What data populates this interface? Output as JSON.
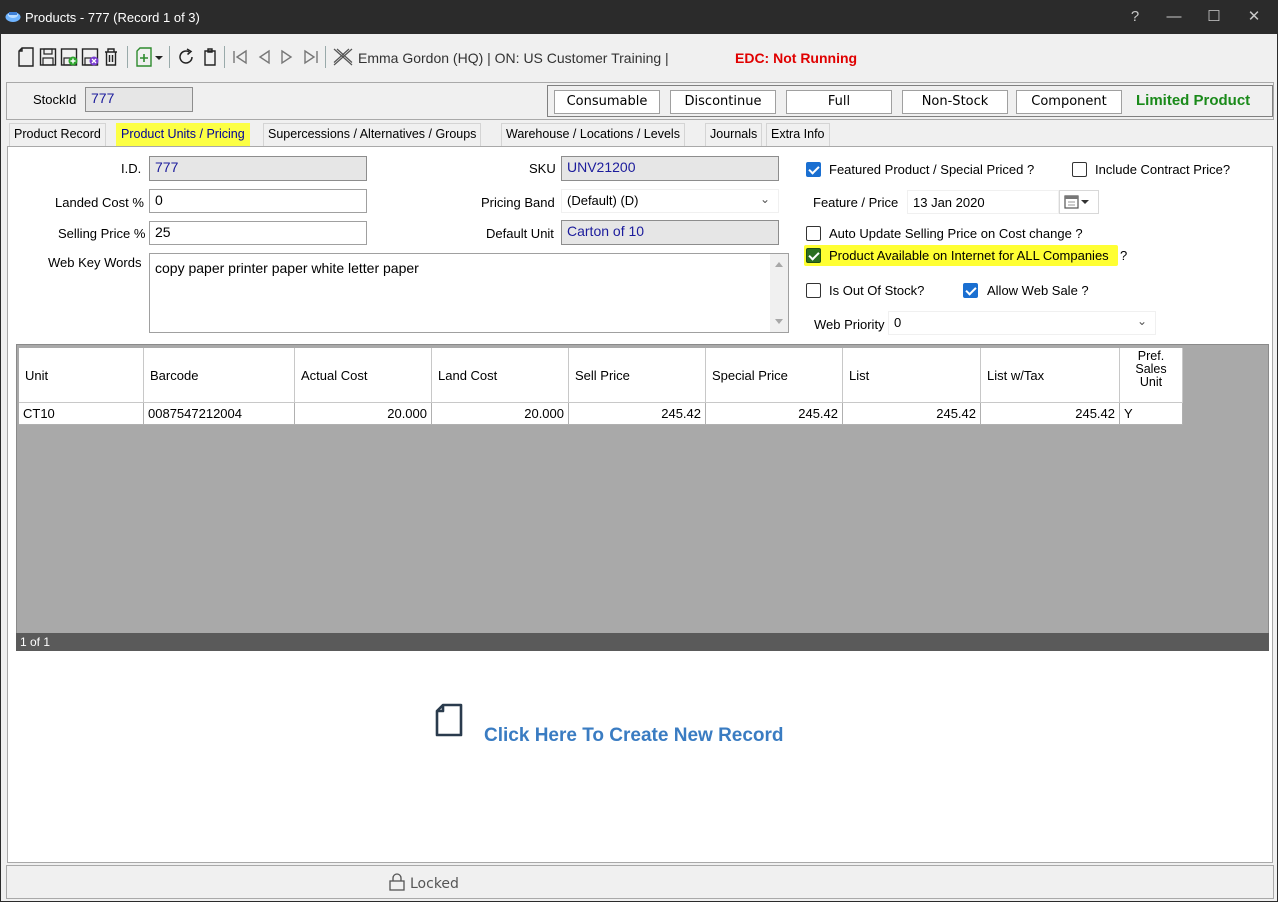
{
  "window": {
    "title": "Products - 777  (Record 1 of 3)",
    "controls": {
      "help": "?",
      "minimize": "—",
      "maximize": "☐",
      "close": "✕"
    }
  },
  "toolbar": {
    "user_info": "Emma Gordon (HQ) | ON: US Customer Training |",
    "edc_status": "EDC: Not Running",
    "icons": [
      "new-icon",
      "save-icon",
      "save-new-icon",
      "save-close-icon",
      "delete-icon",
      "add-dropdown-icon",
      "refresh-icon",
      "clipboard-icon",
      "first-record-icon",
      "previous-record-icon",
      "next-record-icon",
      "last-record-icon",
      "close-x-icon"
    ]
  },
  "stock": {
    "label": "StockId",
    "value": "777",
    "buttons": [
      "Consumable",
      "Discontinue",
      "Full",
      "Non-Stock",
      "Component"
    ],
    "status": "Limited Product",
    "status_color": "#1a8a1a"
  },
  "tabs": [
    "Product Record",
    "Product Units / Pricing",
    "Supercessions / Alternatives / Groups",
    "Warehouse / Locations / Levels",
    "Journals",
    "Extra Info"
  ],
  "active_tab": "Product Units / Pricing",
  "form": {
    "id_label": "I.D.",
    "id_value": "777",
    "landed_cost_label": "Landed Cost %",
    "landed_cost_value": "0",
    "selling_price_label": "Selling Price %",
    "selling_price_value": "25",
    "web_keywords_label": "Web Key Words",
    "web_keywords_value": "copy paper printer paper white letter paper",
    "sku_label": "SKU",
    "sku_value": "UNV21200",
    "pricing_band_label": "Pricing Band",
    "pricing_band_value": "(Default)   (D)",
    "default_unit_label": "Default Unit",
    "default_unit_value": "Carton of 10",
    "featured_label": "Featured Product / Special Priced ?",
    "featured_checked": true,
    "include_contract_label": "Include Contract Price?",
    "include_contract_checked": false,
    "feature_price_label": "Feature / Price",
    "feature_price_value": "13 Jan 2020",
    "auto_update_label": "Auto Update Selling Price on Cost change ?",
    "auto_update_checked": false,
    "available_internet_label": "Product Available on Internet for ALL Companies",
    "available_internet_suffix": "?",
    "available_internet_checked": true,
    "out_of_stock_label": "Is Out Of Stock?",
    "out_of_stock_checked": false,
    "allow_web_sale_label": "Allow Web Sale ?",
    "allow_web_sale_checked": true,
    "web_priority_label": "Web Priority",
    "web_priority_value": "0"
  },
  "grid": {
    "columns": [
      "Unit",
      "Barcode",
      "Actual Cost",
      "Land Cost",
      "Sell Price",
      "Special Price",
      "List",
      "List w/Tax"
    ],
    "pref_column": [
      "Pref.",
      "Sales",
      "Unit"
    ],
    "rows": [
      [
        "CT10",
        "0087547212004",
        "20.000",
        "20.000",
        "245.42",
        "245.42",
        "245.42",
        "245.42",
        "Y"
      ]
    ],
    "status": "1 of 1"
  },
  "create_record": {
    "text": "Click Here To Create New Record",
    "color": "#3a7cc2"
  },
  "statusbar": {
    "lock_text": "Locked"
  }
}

_ _ _ _ _ _ _

- [Aim of the exercise]: Make an exact copy of all entries above, dropping the images.

- [Exercise solution]:
What data populates this interface? Output as JSON.
{
  "window": {
    "title": "Products - 777  (Record 1 of 3)",
    "controls": {
      "help": "?",
      "minimize": "—",
      "maximize": "☐",
      "close": "✕"
    }
  },
  "toolbar": {
    "user_info": "Emma Gordon (HQ) | ON: US Customer Training |",
    "edc_status": "EDC: Not Running",
    "icons": [
      "new-icon",
      "save-icon",
      "save-new-icon",
      "save-close-icon",
      "delete-icon",
      "add-dropdown-icon",
      "refresh-icon",
      "clipboard-icon",
      "first-record-icon",
      "previous-record-icon",
      "next-record-icon",
      "last-record-icon",
      "close-x-icon"
    ]
  },
  "stock": {
    "label": "StockId",
    "value": "777",
    "buttons": [
      "Consumable",
      "Discontinue",
      "Full",
      "Non-Stock",
      "Component"
    ],
    "status": "Limited Product",
    "status_color": "#1a8a1a"
  },
  "tabs": [
    "Product Record",
    "Product Units / Pricing",
    "Supercessions / Alternatives / Groups",
    "Warehouse / Locations / Levels",
    "Journals",
    "Extra Info"
  ],
  "active_tab": "Product Units / Pricing",
  "form": {
    "id_label": "I.D.",
    "id_value": "777",
    "landed_cost_label": "Landed Cost %",
    "landed_cost_value": "0",
    "selling_price_label": "Selling Price %",
    "selling_price_value": "25",
    "web_keywords_label": "Web Key Words",
    "web_keywords_value": "copy paper printer paper white letter paper",
    "sku_label": "SKU",
    "sku_value": "UNV21200",
    "pricing_band_label": "Pricing Band",
    "pricing_band_value": "(Default)   (D)",
    "default_unit_label": "Default Unit",
    "default_unit_value": "Carton of 10",
    "featured_label": "Featured Product / Special Priced ?",
    "featured_checked": true,
    "include_contract_label": "Include Contract Price?",
    "include_contract_checked": false,
    "feature_price_label": "Feature / Price",
    "feature_price_value": "13 Jan 2020",
    "auto_update_label": "Auto Update Selling Price on Cost change ?",
    "auto_update_checked": false,
    "available_internet_label": "Product Available on Internet for ALL Companies",
    "available_internet_suffix": "?",
    "available_internet_checked": true,
    "out_of_stock_label": "Is Out Of Stock?",
    "out_of_stock_checked": false,
    "allow_web_sale_label": "Allow Web Sale ?",
    "allow_web_sale_checked": true,
    "web_priority_label": "Web Priority",
    "web_priority_value": "0"
  },
  "grid": {
    "columns": [
      "Unit",
      "Barcode",
      "Actual Cost",
      "Land Cost",
      "Sell Price",
      "Special Price",
      "List",
      "List w/Tax"
    ],
    "pref_column": [
      "Pref.",
      "Sales",
      "Unit"
    ],
    "rows": [
      [
        "CT10",
        "0087547212004",
        "20.000",
        "20.000",
        "245.42",
        "245.42",
        "245.42",
        "245.42",
        "Y"
      ]
    ],
    "status": "1 of 1"
  },
  "create_record": {
    "text": "Click Here To Create New Record",
    "color": "#3a7cc2"
  },
  "statusbar": {
    "lock_text": "Locked"
  }
}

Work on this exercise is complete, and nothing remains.